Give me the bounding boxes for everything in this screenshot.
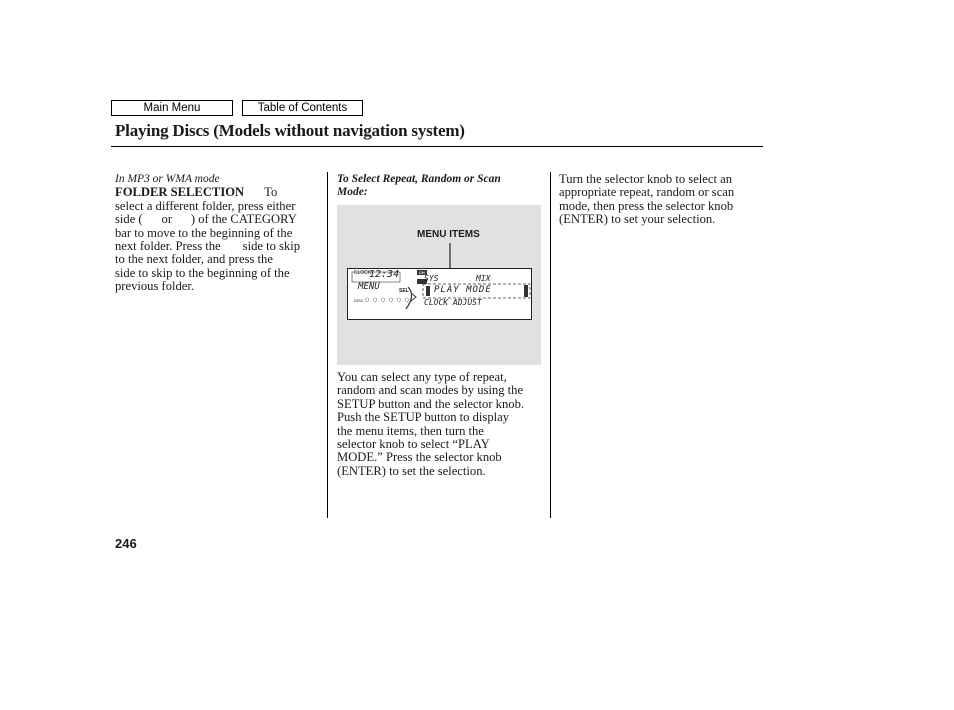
title-divider [111,146,763,147]
folder-selection-text: side to skip to the beginning of the [115,265,290,280]
clock-tag: CLOCK [354,270,372,276]
folder-selection-text: to the next folder, and press the [115,252,273,267]
body-text-line: Push the SETUP button to display [337,410,510,425]
lcd-mix: MIX [476,274,491,283]
page-title: Playing Discs (Models without navigation system) [115,121,465,140]
menu-items-callout: MENU ITEMS [417,229,480,240]
column-divider-2 [550,172,551,518]
audio-display-figure [337,205,541,365]
column-divider-1 [327,172,328,518]
body-text-line: random and scan modes by using the [337,383,524,398]
lcd-ch-tag: CH [419,270,425,275]
folder-selection-text: previous folder. [115,279,195,294]
main-menu-button[interactable]: Main Menu [111,100,233,116]
body-text-line: (ENTER) to set your selection. [559,212,716,227]
body-text-line: appropriate repeat, random or scan [559,185,735,200]
lcd-menu: MENU [358,282,380,292]
body-text-line: selector knob to select “PLAY [337,437,490,452]
folder-selection-line1 [115,186,320,199]
folder-selection-intro: To [264,185,278,200]
body-text-line: (ENTER) to set the selection. [337,463,486,478]
lcd-sel: SEL [399,288,409,294]
folder-selection-heading: FOLDER SELECTION [115,185,245,200]
mode-note: In MP3 or WMA mode [115,173,220,185]
select-mode-section [337,173,544,200]
body-text-line: mode, then press the selector knob [559,198,734,213]
body-text-line: the menu items, then turn the [337,423,484,438]
select-mode-heading: To Select Repeat, Random or Scan [337,173,501,185]
body-text-line: MODE.” Press the selector knob [337,450,502,465]
lcd-time: 12:34 [369,269,400,280]
lcd-clock-adjust: CLOCK ADJUST [424,298,482,307]
lcd-play-mode: PLAY MODE [434,285,492,295]
folder-selection-section [115,173,320,294]
body-text-line: SETUP button and the selector knob. [337,396,525,411]
page-number: 246 [115,536,137,551]
folder-selection-text: next folder. Press the side to skip [115,239,301,254]
folder-selection-text: select a different folder, press either [115,198,296,213]
folder-selection-text: side ( or ) of the CATEGORY [115,212,297,227]
lcd-display [347,268,532,320]
table-of-contents-button[interactable]: Table of Contents [242,100,363,116]
body-text-line: Turn the selector knob to select an [559,172,733,186]
lcd-sys: SYS [424,274,439,283]
select-mode-body [337,371,547,478]
body-text-line: You can select any type of repeat, [337,370,507,384]
lcd-disc-indicators: ○ ○ ○ ○ ○ ○ [365,297,411,303]
select-mode-heading: Mode: [337,186,368,199]
folder-selection-text: bar to move to the beginning of the [115,225,293,240]
set-selection-section [559,173,755,227]
lcd-disc-tag: DISC [354,298,364,303]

**What to work on:** Pull every line of the entries above, character for character, and leave out the picture.

**Response to the task:**
Give me the bounding boxes for everything in this screenshot.
title-divider [111,146,763,147]
folder-selection-text: side to skip to the beginning of the [115,265,290,280]
clock-tag: CLOCK [354,270,372,276]
folder-selection-text: to the next folder, and press the [115,252,273,267]
body-text-line: Push the SETUP button to display [337,410,510,425]
lcd-mix: MIX [476,274,491,283]
page-title: Playing Discs (Models without navigation system) [115,121,465,140]
menu-items-callout: MENU ITEMS [417,229,480,240]
column-divider-2 [550,172,551,518]
audio-display-figure [337,205,541,365]
column-divider-1 [327,172,328,518]
body-text-line: random and scan modes by using the [337,383,524,398]
lcd-ch-tag: CH [419,270,425,275]
folder-selection-text: previous folder. [115,279,195,294]
main-menu-button[interactable]: Main Menu [111,100,233,116]
body-text-line: (ENTER) to set your selection. [559,212,716,227]
body-text-line: appropriate repeat, random or scan [559,185,735,200]
lcd-menu: MENU [358,282,380,292]
body-text-line: selector knob to select “PLAY [337,437,490,452]
folder-selection-line1 [115,186,320,199]
folder-selection-intro: To [264,185,278,200]
body-text-line: (ENTER) to set the selection. [337,463,486,478]
lcd-sel: SEL [399,288,409,294]
folder-selection-heading: FOLDER SELECTION [115,185,245,200]
mode-note: In MP3 or WMA mode [115,173,220,185]
select-mode-section [337,173,544,200]
body-text-line: mode, then press the selector knob [559,198,734,213]
body-text-line: the menu items, then turn the [337,423,484,438]
select-mode-heading: To Select Repeat, Random or Scan [337,173,501,185]
body-text-line: MODE.” Press the selector knob [337,450,502,465]
lcd-time: 12:34 [369,269,400,280]
lcd-clock-adjust: CLOCK ADJUST [424,298,482,307]
lcd-play-mode: PLAY MODE [434,285,492,295]
folder-selection-section [115,173,320,294]
body-text-line: SETUP button and the selector knob. [337,396,525,411]
page-number: 246 [115,536,137,551]
folder-selection-text: next folder. Press the side to skip [115,239,301,254]
folder-selection-text: select a different folder, press either [115,198,296,213]
folder-selection-text: side ( or ) of the CATEGORY [115,212,297,227]
lcd-display [347,268,532,320]
table-of-contents-button[interactable]: Table of Contents [242,100,363,116]
body-text-line: Turn the selector knob to select an [559,172,733,186]
lcd-sys: SYS [424,274,439,283]
select-mode-body [337,371,547,478]
body-text-line: You can select any type of repeat, [337,370,507,384]
lcd-disc-indicators: ○ ○ ○ ○ ○ ○ [365,297,411,303]
select-mode-heading: Mode: [337,186,368,199]
folder-selection-text: bar to move to the beginning of the [115,225,293,240]
set-selection-section [559,173,755,227]
lcd-disc-tag: DISC [354,298,364,303]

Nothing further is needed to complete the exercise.